= Figure data in JSON =
%%
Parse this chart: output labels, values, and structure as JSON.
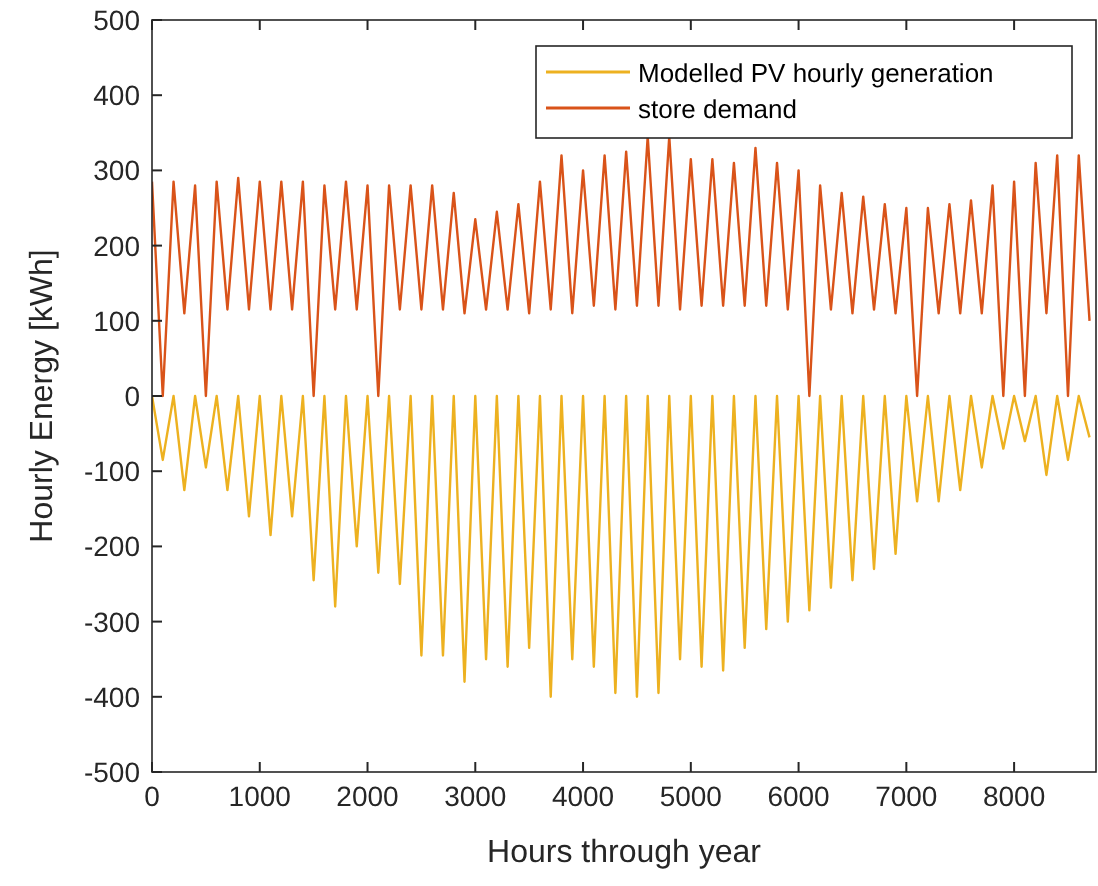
{
  "chart_data": {
    "type": "line",
    "xlabel": "Hours through year",
    "ylabel": "Hourly Energy [kWh]",
    "xlim": [
      0,
      8760
    ],
    "xticks": [
      0,
      1000,
      2000,
      3000,
      4000,
      5000,
      6000,
      7000,
      8000
    ],
    "ylim": [
      -500,
      500
    ],
    "yticks": [
      -500,
      -400,
      -300,
      -200,
      -100,
      0,
      100,
      200,
      300,
      400,
      500
    ],
    "grid": false,
    "legend": "top right",
    "x": [
      0,
      100,
      200,
      300,
      400,
      500,
      600,
      700,
      800,
      900,
      1000,
      1100,
      1200,
      1300,
      1400,
      1500,
      1600,
      1700,
      1800,
      1900,
      2000,
      2100,
      2200,
      2300,
      2400,
      2500,
      2600,
      2700,
      2800,
      2900,
      3000,
      3100,
      3200,
      3300,
      3400,
      3500,
      3600,
      3700,
      3800,
      3900,
      4000,
      4100,
      4200,
      4300,
      4400,
      4500,
      4600,
      4700,
      4800,
      4900,
      5000,
      5100,
      5200,
      5300,
      5400,
      5500,
      5600,
      5700,
      5800,
      5900,
      6000,
      6100,
      6200,
      6300,
      6400,
      6500,
      6600,
      6700,
      6800,
      6900,
      7000,
      7100,
      7200,
      7300,
      7400,
      7500,
      7600,
      7700,
      7800,
      7900,
      8000,
      8100,
      8200,
      8300,
      8400,
      8500,
      8600,
      8700
    ],
    "series": [
      {
        "name": "Modelled PV hourly generation",
        "color": "#edb120",
        "values": [
          0,
          -85,
          0,
          -125,
          0,
          -95,
          0,
          -125,
          0,
          -160,
          0,
          -185,
          0,
          -160,
          0,
          -245,
          0,
          -280,
          0,
          -200,
          0,
          -235,
          0,
          -250,
          0,
          -345,
          0,
          -345,
          0,
          -380,
          0,
          -350,
          0,
          -360,
          0,
          -335,
          0,
          -400,
          0,
          -350,
          0,
          -360,
          0,
          -395,
          0,
          -400,
          0,
          -395,
          0,
          -350,
          0,
          -360,
          0,
          -365,
          0,
          -335,
          0,
          -310,
          0,
          -300,
          0,
          -285,
          0,
          -255,
          0,
          -245,
          0,
          -230,
          0,
          -210,
          0,
          -140,
          0,
          -140,
          0,
          -125,
          0,
          -95,
          0,
          -70,
          0,
          -60,
          0,
          -105,
          0,
          -85,
          0,
          -55
        ]
      },
      {
        "name": "store demand",
        "color": "#d95319",
        "values": [
          285,
          0,
          285,
          110,
          280,
          0,
          285,
          115,
          290,
          115,
          285,
          115,
          285,
          115,
          285,
          0,
          280,
          115,
          285,
          115,
          280,
          0,
          280,
          115,
          280,
          115,
          280,
          115,
          270,
          110,
          235,
          115,
          245,
          115,
          255,
          110,
          285,
          115,
          320,
          110,
          300,
          120,
          320,
          115,
          325,
          120,
          345,
          120,
          345,
          115,
          315,
          120,
          315,
          120,
          310,
          120,
          330,
          120,
          310,
          115,
          300,
          0,
          280,
          115,
          270,
          110,
          265,
          115,
          255,
          110,
          250,
          0,
          250,
          110,
          255,
          110,
          260,
          110,
          280,
          0,
          285,
          0,
          310,
          110,
          320,
          0,
          320,
          100
        ]
      }
    ]
  }
}
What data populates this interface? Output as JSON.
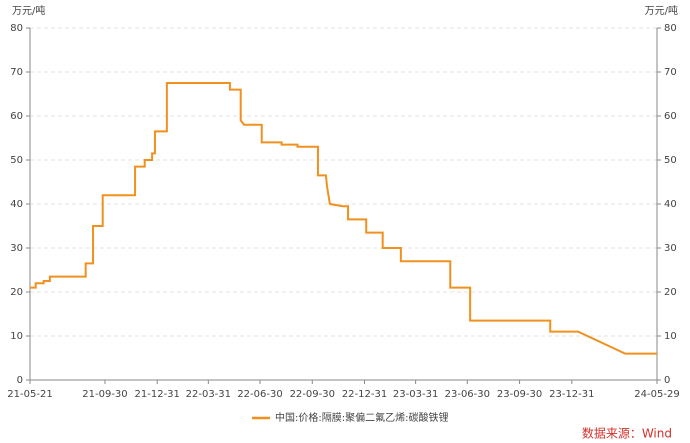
{
  "chart_data": {
    "type": "line",
    "ylabel": "万元/吨",
    "y2label": "万元/吨",
    "source": "数据来源：Wind",
    "xlim": [
      "21-05-21",
      "24-05-29"
    ],
    "xticks": [
      "21-05-21",
      "21-09-30",
      "21-12-31",
      "22-03-31",
      "22-06-30",
      "22-09-30",
      "22-12-31",
      "23-03-31",
      "23-06-30",
      "23-09-30",
      "23-12-31",
      "24-05-29"
    ],
    "ylim": [
      0,
      80
    ],
    "yticks": [
      0,
      10,
      20,
      30,
      40,
      50,
      60,
      70,
      80
    ],
    "y2lim": [
      0,
      80
    ],
    "y2ticks": [
      0,
      10,
      20,
      30,
      40,
      50,
      60,
      70,
      80
    ],
    "grid": true,
    "legend": "bottom",
    "x": [
      "21-05-21",
      "21-05-31",
      "21-05-31",
      "21-06-14",
      "21-06-14",
      "21-06-25",
      "21-06-25",
      "21-08-27",
      "21-08-27",
      "21-09-09",
      "21-09-09",
      "21-09-26",
      "21-09-26",
      "21-11-22",
      "21-11-22",
      "21-12-09",
      "21-12-09",
      "21-12-22",
      "21-12-22",
      "21-12-27",
      "21-12-27",
      "22-01-17",
      "22-01-17",
      "22-05-08",
      "22-05-08",
      "22-05-27",
      "22-05-27",
      "22-06-02",
      "22-07-03",
      "22-07-03",
      "22-08-07",
      "22-08-07",
      "22-09-04",
      "22-09-04",
      "22-10-10",
      "22-10-10",
      "22-10-24",
      "22-10-26",
      "22-10-31",
      "22-11-23",
      "22-12-02",
      "22-12-02",
      "23-01-03",
      "23-01-03",
      "23-02-01",
      "23-02-01",
      "23-03-05",
      "23-03-05",
      "23-05-31",
      "23-05-31",
      "23-07-05",
      "23-07-05",
      "23-11-23",
      "23-11-23",
      "24-01-11",
      "24-04-03",
      "24-05-29"
    ],
    "series": [
      {
        "name": "中国:价格:隔膜:聚偏二氟乙烯:碳酸铁锂",
        "color": "#f0901e",
        "values": [
          21,
          21,
          22,
          22,
          22.5,
          22.5,
          23.5,
          23.5,
          26.5,
          26.5,
          35,
          35,
          42,
          42,
          48.5,
          48.5,
          50,
          50,
          51.5,
          51.5,
          56.5,
          56.5,
          67.5,
          67.5,
          66,
          66,
          59,
          58,
          58,
          54,
          54,
          53.5,
          53.5,
          53,
          53,
          46.5,
          46.5,
          44,
          40,
          39.5,
          39.5,
          36.5,
          36.5,
          33.5,
          33.5,
          30,
          30,
          27,
          27,
          21,
          21,
          13.5,
          13.5,
          11,
          11,
          6,
          6
        ]
      }
    ]
  }
}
%%
= GIVEN PROBLEM =
Find the word "color" in the material, then list each line that holds it.

= THE COMPLETED TASK =
        "color": "#edb120",
        "color": "#d95319",
        "color": "#f0901e",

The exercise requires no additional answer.